-- BEGIN Extracted material --
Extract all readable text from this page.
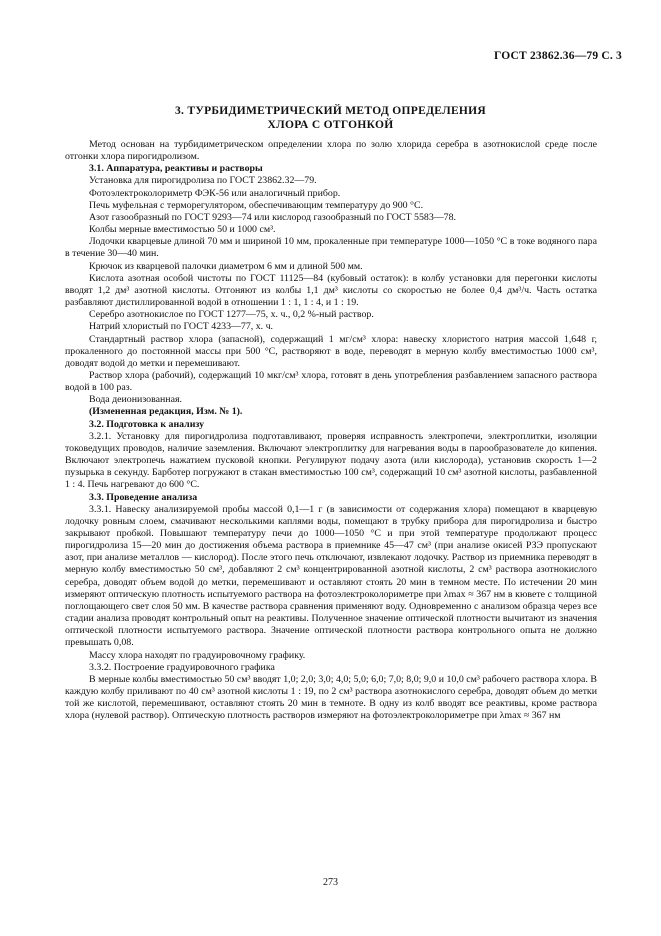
ГОСТ 23862.36—79 С. 3
3. ТУРБИДИМЕТРИЧЕСКИЙ МЕТОД ОПРЕДЕЛЕНИЯ
ХЛОРА С ОТГОНКОЙ

Метод основан на турбидиметрическом определении хлора по золю хлорида серебра в азотнокислой среде после отгонки хлора пирогидролизом.

3.1. Аппаратура, реактивы и растворы

Установка для пирогидролиза по ГОСТ 23862.32—79.

Фотоэлектроколориметр ФЭК-56 или аналогичный прибор.

Печь муфельная с терморегулятором, обеспечивающим температуру до 900 °С.

Азот газообразный по ГОСТ 9293—74 или кислород газообразный по ГОСТ 5583—78.

Колбы мерные вместимостью 50 и 1000 см³.

Лодочки кварцевые длиной 70 мм и шириной 10 мм, прокаленные при температуре 1000—1050 °С в токе водяного пара в течение 30—40 мин.

Крючок из кварцевой палочки диаметром 6 мм и длиной 500 мм.

Кислота азотная особой чистоты по ГОСТ 11125—84 (кубовый остаток): в колбу установки для перегонки кислоты вводят 1,2 дм³ азотной кислоты. Отгоняют из колбы 1,1 дм³ кислоты со скоростью не более 0,4 дм³/ч. Часть остатка разбавляют дистиллированной водой в отношении 1 : 1, 1 : 4, и 1 : 19.

Серебро азотнокислое по ГОСТ 1277—75, х. ч., 0,2 %-ный раствор.

Натрий хлористый по ГОСТ 4233—77, х. ч.

Стандартный раствор хлора (запасной), содержащий 1 мг/см³ хлора: навеску хлористого натрия массой 1,648 г, прокаленного до постоянной массы при 500 °С, растворяют в воде, переводят в мерную колбу вместимостью 1000 см³, доводят водой до метки и перемешивают.

Раствор хлора (рабочий), содержащий 10 мкг/см³ хлора, готовят в день употребления разбавлением запасного раствора водой в 100 раз.

Вода деионизованная.

(Измененная редакция, Изм. № 1).

3.2. Подготовка к анализу

3.2.1. Установку для пирогидролиза подготавливают, проверяя исправность электропечи, электроплитки, изоляции токоведущих проводов, наличие заземления. Включают электроплитку для нагревания воды в парообразователе до кипения. Включают электропечь нажатием пусковой кнопки. Регулируют подачу азота (или кислорода), установив скорость 1—2 пузырька в секунду. Барботер погружают в стакан вместимостью 100 см³, содержащий 10 см³ азотной кислоты, разбавленной 1 : 4. Печь нагревают до 600 °С.

3.3. Проведение анализа

3.3.1. Навеску анализируемой пробы массой 0,1—1 г (в зависимости от содержания хлора) помещают в кварцевую лодочку ровным слоем, смачивают несколькими каплями воды, помещают в трубку прибора для пирогидролиза и быстро закрывают пробкой. Повышают температуру печи до 1000—1050 °С и при этой температуре продолжают процесс пирогидролиза 15—20 мин до достижения объема раствора в приемнике 45—47 см³ (при анализе окисей РЗЭ пропускают азот, при анализе металлов — кислород). После этого печь отключают, извлекают лодочку. Раствор из приемника переводят в мерную колбу вместимостью 50 см³, добавляют 2 см³ концентрированной азотной кислоты, 2 см³ раствора азотнокислого серебра, доводят объем водой до метки, перемешивают и оставляют стоять 20 мин в темном месте. По истечении 20 мин измеряют оптическую плотность испытуемого раствора на фотоэлектроколориметре при λmax ≈ 367 нм в кювете с толщиной поглощающего свет слоя 50 мм. В качестве раствора сравнения применяют воду. Одновременно с анализом образца через все стадии анализа проводят контрольный опыт на реактивы. Полученное значение оптической плотности вычитают из значения оптической плотности испытуемого раствора. Значение оптической плотности раствора контрольного опыта не должно превышать 0,08.

Массу хлора находят по градуировочному графику.

3.3.2. Построение градуировочного графика

В мерные колбы вместимостью 50 см³ вводят 1,0; 2,0; 3,0; 4,0; 5,0; 6,0; 7,0; 8,0; 9,0 и 10,0 см³ рабочего раствора хлора. В каждую колбу приливают по 40 см³ азотной кислоты 1 : 19, по 2 см³ раствора азотнокислого серебра, доводят объем до метки той же кислотой, перемешивают, оставляют стоять 20 мин в темноте. В одну из колб вводят все реактивы, кроме раствора хлора (нулевой раствор). Оптическую плотность растворов измеряют на фотоэлектроколориметре при λmax ≈ 367 нм

273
-- END Extracted material --
Brief. Make a list of all lines in the data that contain "длиной".

Answer to the task.
Лодочки кварцевые длиной 70 мм и шириной 10 мм, прокаленные при температуре 1000—1050 °С в токе водяного пара в течение 30—40 мин.
Крючок из кварцевой палочки диаметром 6 мм и длиной 500 мм.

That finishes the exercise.